-- Instruction --
Return each line containing the string "this".

-- Supplied material --
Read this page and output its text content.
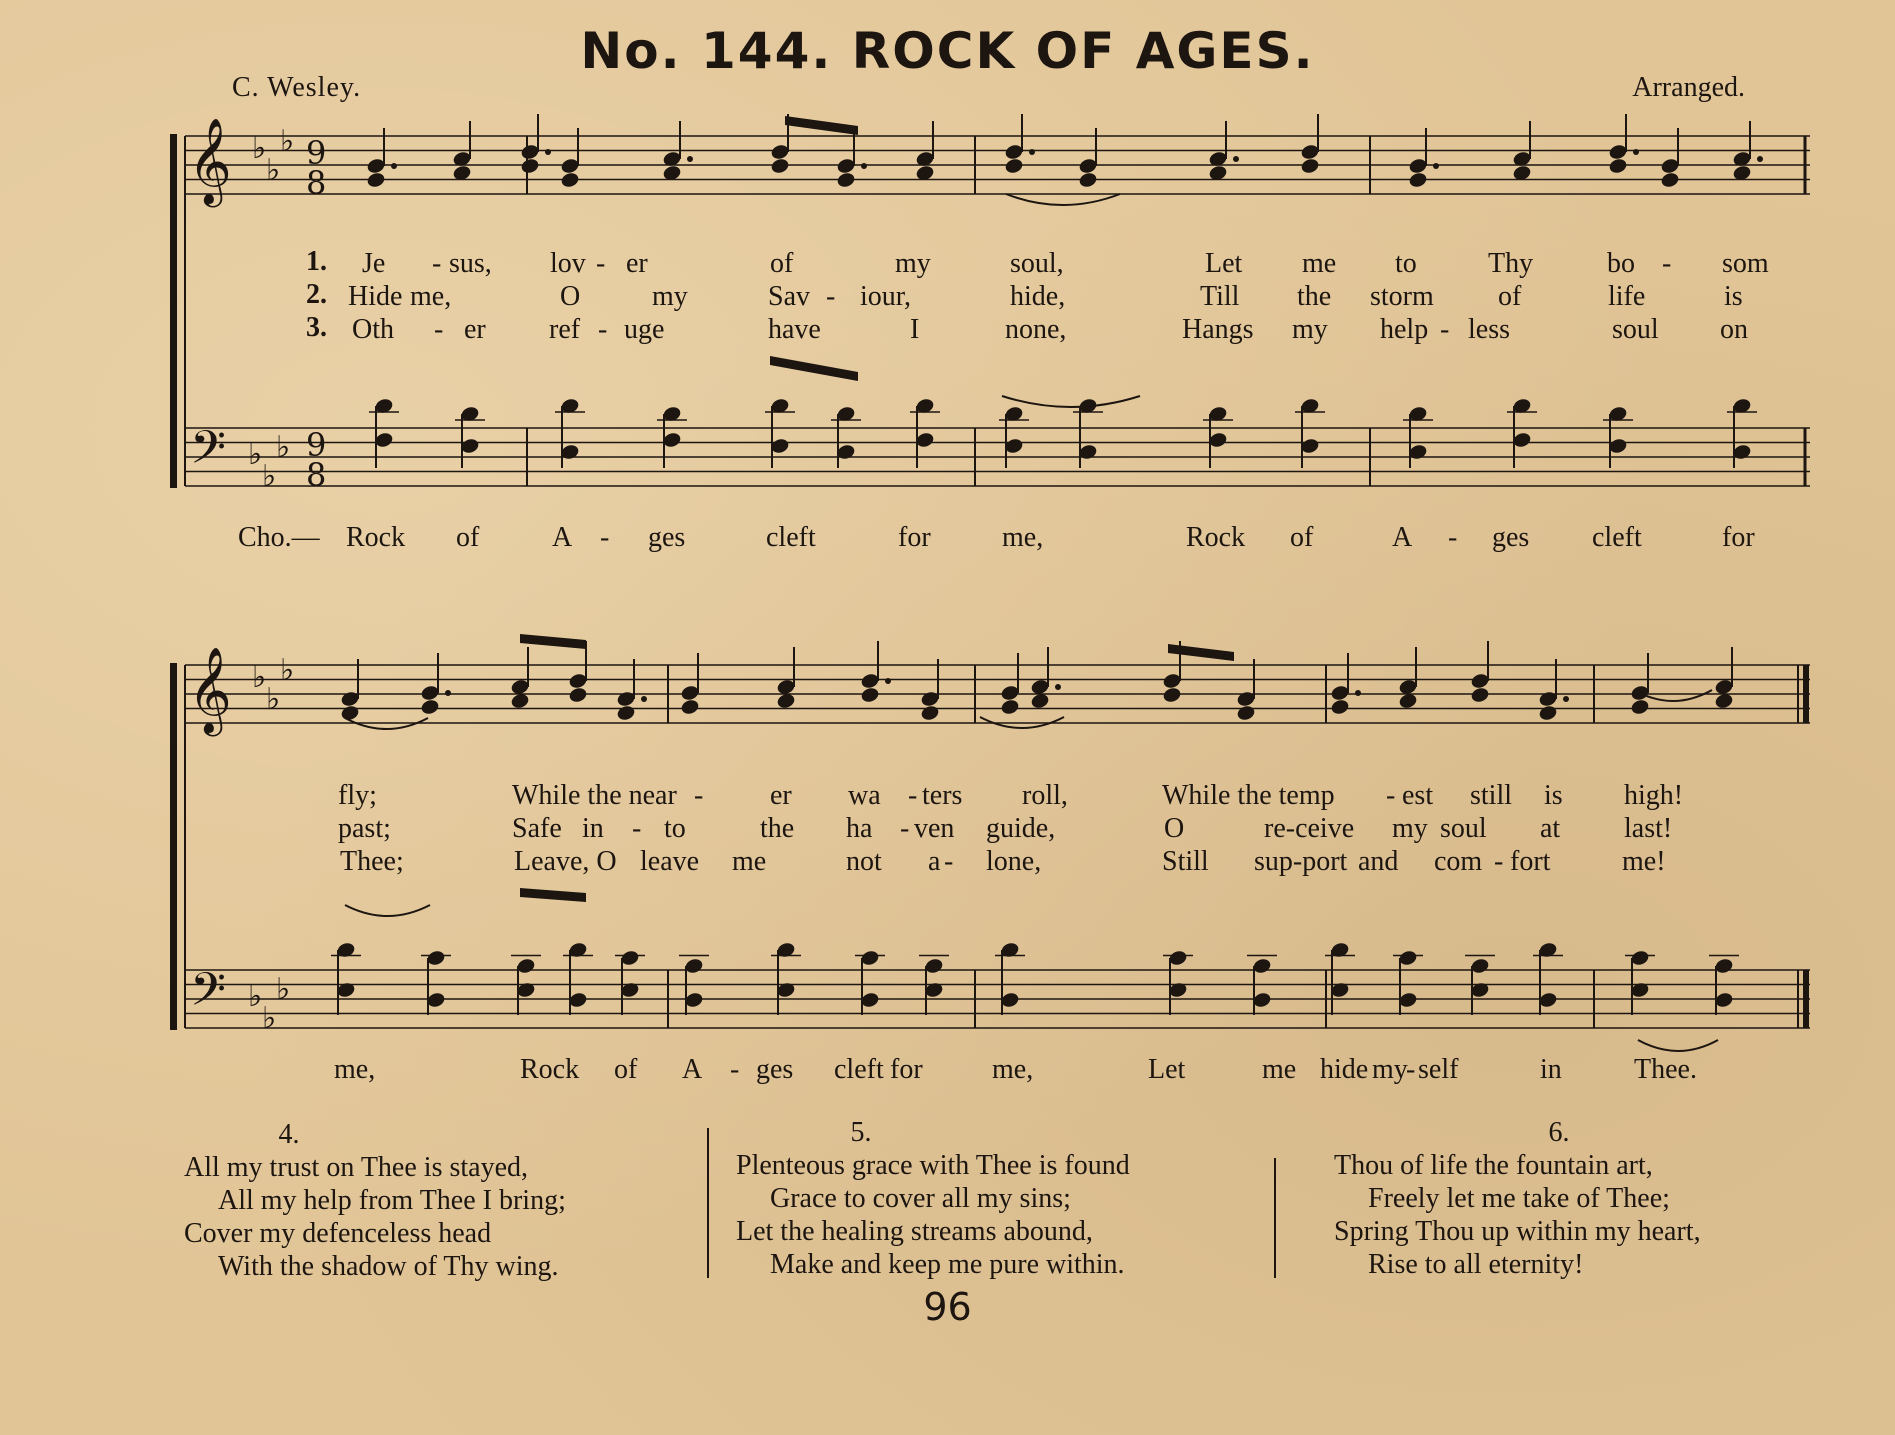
No. 144. ROCK OF AGES.
C. Wesley.	Arranged.
𝄞
𝄢
𝄞
𝄢
♭
♭
♭
♭
♭
♭
♭
♭
♭
♭
♭
♭
9
8
9
8
1.
2.
3.
Je - sus, lov - er	of	my	soul,	Let me to	Thy	bo - som
Hide me,	O	my	Sav - iour,	hide,	Till the storm of	life	is
Oth - er ref - uge	have	I	none,	Hangs my help - less	soul on
Cho.— Rock of	A - ges	cleft	for	me,	Rock of	A - ges cleft	for
fly;	While the near - er wa - ters roll,	While the temp - est still is high!
past;	Safe in - to	the ha - ven guide,	O	re-ceive my soul at last!
Thee;	Leave, O leave me	not a - lone,	Still sup-port and com - fort	me!
me,	Rock of A - ges cleft for me,	Let	me hide my
- self	in	Thee.
4.
All my trust on Thee is stayed,
All my help from Thee I bring;
Cover my defenceless head
With the shadow of Thy wing.
5.
Plenteous grace with Thee is found
Grace to cover all my sins;
Let the healing streams abound,
Make and keep me pure within.
6.
Thou of life the fountain art,
Freely let me take of Thee;
Spring Thou up within my heart,
Rise to all eternity!
96
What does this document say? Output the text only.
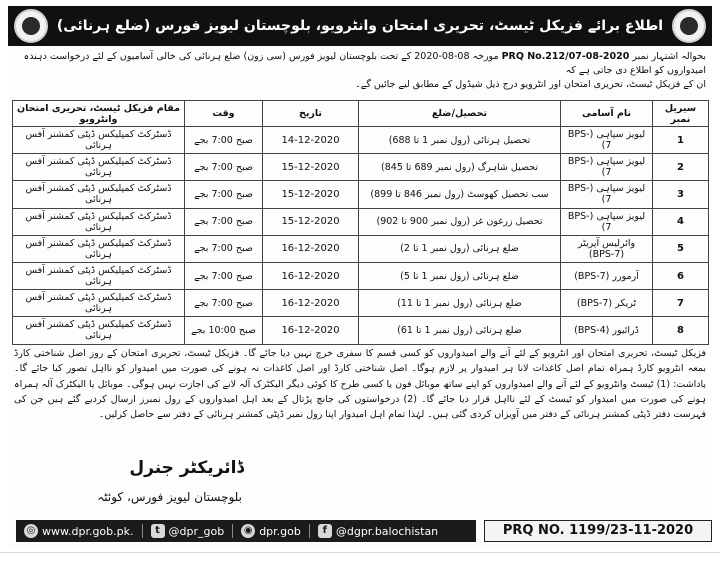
اطلاع برائے فزیکل ٹیسٹ، تحریری امتحان وانٹرویو، بلوچستان لیویز فورس (ضلع ہرنائی)
بحوالہ اشتہار نمبر PRQ No.212/07-08-2020 مورخہ 08-08-2020 کے تحت بلوچستان لیویز فورس (سی زون) ضلع ہرنائی کی خالی آسامیوں کے لئے درخواست دہندہ امیدواروں کو اطلاع دی جاتی ہے کہ
ان کے فزیکل ٹیسٹ، تحریری امتحان اور انٹرویو درج ذیل شیڈول کے مطابق لیے جائیں گے۔
مقام فزیکل ٹیسٹ، تحریری امتحان وانٹرویو	وقت	تاریخ	تحصیل/ضلع	نام آسامی	سیریل نمبر
ڈسٹرکٹ کمپلیکس ڈپٹی کمشنر آفس ہرنائی	صبح 7:00 بجے	14-12-2020	تحصیل ہرنائی (رول نمبر 1 تا 688)	لیویز سپاہی (BPS-7)	1
ڈسٹرکٹ کمپلیکس ڈپٹی کمشنر آفس ہرنائی	صبح 7:00 بجے	15-12-2020	تحصیل شاہرگ (رول نمبر 689 تا 845)	لیویز سپاہی (BPS-7)	2
ڈسٹرکٹ کمپلیکس ڈپٹی کمشنر آفس ہرنائی	صبح 7:00 بجے	15-12-2020	سب تحصیل کھوسٹ (رول نمبر 846 تا 899)	لیویز سپاہی (BPS-7)	3
ڈسٹرکٹ کمپلیکس ڈپٹی کمشنر آفس ہرنائی	صبح 7:00 بجے	15-12-2020	تحصیل زرغون غر (رول نمبر 900 تا 902)	لیویز سپاہی (BPS-7)	4
ڈسٹرکٹ کمپلیکس ڈپٹی کمشنر آفس ہرنائی	صبح 7:00 بجے	16-12-2020	ضلع ہرنائی (رول نمبر 1 تا 2)	وائرلیس آپریٹر (BPS-7)	5
ڈسٹرکٹ کمپلیکس ڈپٹی کمشنر آفس ہرنائی	صبح 7:00 بجے	16-12-2020	ضلع ہرنائی (رول نمبر 1 تا 5)	آرمورر (BPS-7)	6
ڈسٹرکٹ کمپلیکس ڈپٹی کمشنر آفس ہرنائی	صبح 7:00 بجے	16-12-2020	ضلع ہرنائی (رول نمبر 1 تا 11)	ٹریکر (BPS-7)	7
ڈسٹرکٹ کمپلیکس ڈپٹی کمشنر آفس ہرنائی	صبح 10:00 بجے	16-12-2020	ضلع ہرنائی (رول نمبر 1 تا 61)	ڈرائیور (BPS-4)	8
فزیکل ٹیسٹ، تحریری امتحان اور انٹرویو کے لئے آنے والے امیدواروں کو کسی قسم کا سفری خرچ نہیں دیا جائے گا۔ فزیکل ٹیسٹ، تحریری امتحان کے روز اصل شناختی کارڈ بمعہ انٹرویو کارڈ ہمراہ تمام اصل کاغذات لانا ہر امیدوار پر لازم ہوگا۔ اصل شناختی کارڈ اور اصل کاغذات نہ ہونے کی صورت میں امیدوار کو نااہل تصور کیا جائے گا۔ یاداشت: (1) ٹیسٹ وانٹرویو کے لئے آنے والے امیدواروں کو اپنے ساتھ موبائل فون یا کسی طرح کا کوئی دیگر الیکٹرک آلہ لانے کی اجازت نہیں ہوگی۔ موبائل یا الیکٹرک آلہ ہمراہ ہونے کی صورت میں امیدوار کو ٹیسٹ کے لئے نااہل قرار دیا جائے گا۔ (2) درخواستوں کی جانچ پڑتال کے بعد اہل امیدواروں کے رول نمبرز ارسال کردیے گئے ہیں جن کی فہرست دفتر ڈپٹی کمشنر ہرنائی کے دفتر میں آویزاں کردی گئی ہیں۔ لہٰذا تمام اہل امیدوار اپنا رول نمبر ڈپٹی کمشنر ہرنائی کے دفتر سے حاصل کرلیں۔
ڈائریکٹر جنرل
بلوچستان لیویز فورس، کوئٹہ
◎ www.dpr.gob.pk.	t @dpr_gob ◉ dpr.gob	f @dgpr.balochistan	PRQ NO. 1199/23-11-2020
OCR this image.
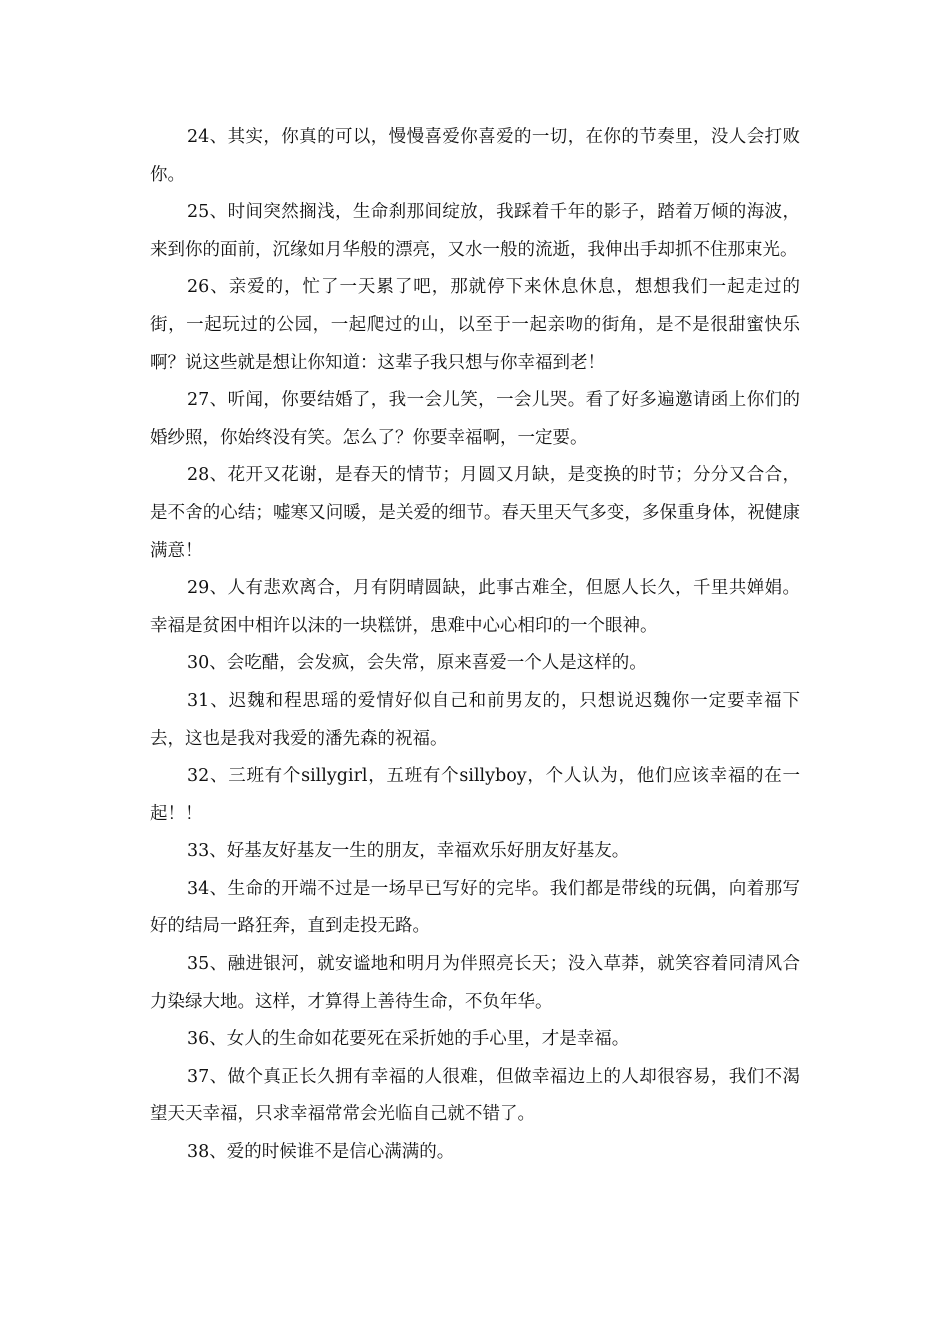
24、其实，你真的可以，慢慢喜爱你喜爱的一切，在你的节奏里，没人会打败你。

25、时间突然搁浅，生命刹那间绽放，我踩着千年的影子，踏着万倾的海波，来到你的面前，沉缘如月华般的漂亮，又水一般的流逝，我伸出手却抓不住那束光。

26、亲爱的，忙了一天累了吧，那就停下来休息休息，想想我们一起走过的街，一起玩过的公园，一起爬过的山，以至于一起亲吻的街角，是不是很甜蜜快乐啊？说这些就是想让你知道：这辈子我只想与你幸福到老！

27、听闻，你要结婚了，我一会儿笑，一会儿哭。看了好多遍邀请函上你们的婚纱照，你始终没有笑。怎么了？你要幸福啊，一定要。

28、花开又花谢，是春天的情节；月圆又月缺，是变换的时节；分分又合合，是不舍的心结；嘘寒又问暖，是关爱的细节。春天里天气多变，多保重身体，祝健康满意！

29、人有悲欢离合，月有阴晴圆缺，此事古难全，但愿人长久，千里共婵娟。幸福是贫困中相许以沫的一块糕饼，患难中心心相印的一个眼神。

30、会吃醋，会发疯，会失常，原来喜爱一个人是这样的。

31、迟魏和程思瑶的爱情好似自己和前男友的，只想说迟魏你一定要幸福下去，这也是我对我爱的潘先森的祝福。

32、三班有个sillygirl，五班有个sillyboy，个人认为，他们应该幸福的在一起！！

33、好基友好基友一生的朋友，幸福欢乐好朋友好基友。

34、生命的开端不过是一场早已写好的完毕。我们都是带线的玩偶，向着那写好的结局一路狂奔，直到走投无路。

35、融进银河，就安谧地和明月为伴照亮长天；没入草莽，就笑容着同清风合力染绿大地。这样，才算得上善待生命，不负年华。

36、女人的生命如花要死在采折她的手心里，才是幸福。

37、做个真正长久拥有幸福的人很难，但做幸福边上的人却很容易，我们不渴望天天幸福，只求幸福常常会光临自己就不错了。

38、爱的时候谁不是信心满满的。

-- Task response --
Read this page and output its text content.
What does this document say? Output the text only.
OCR this image.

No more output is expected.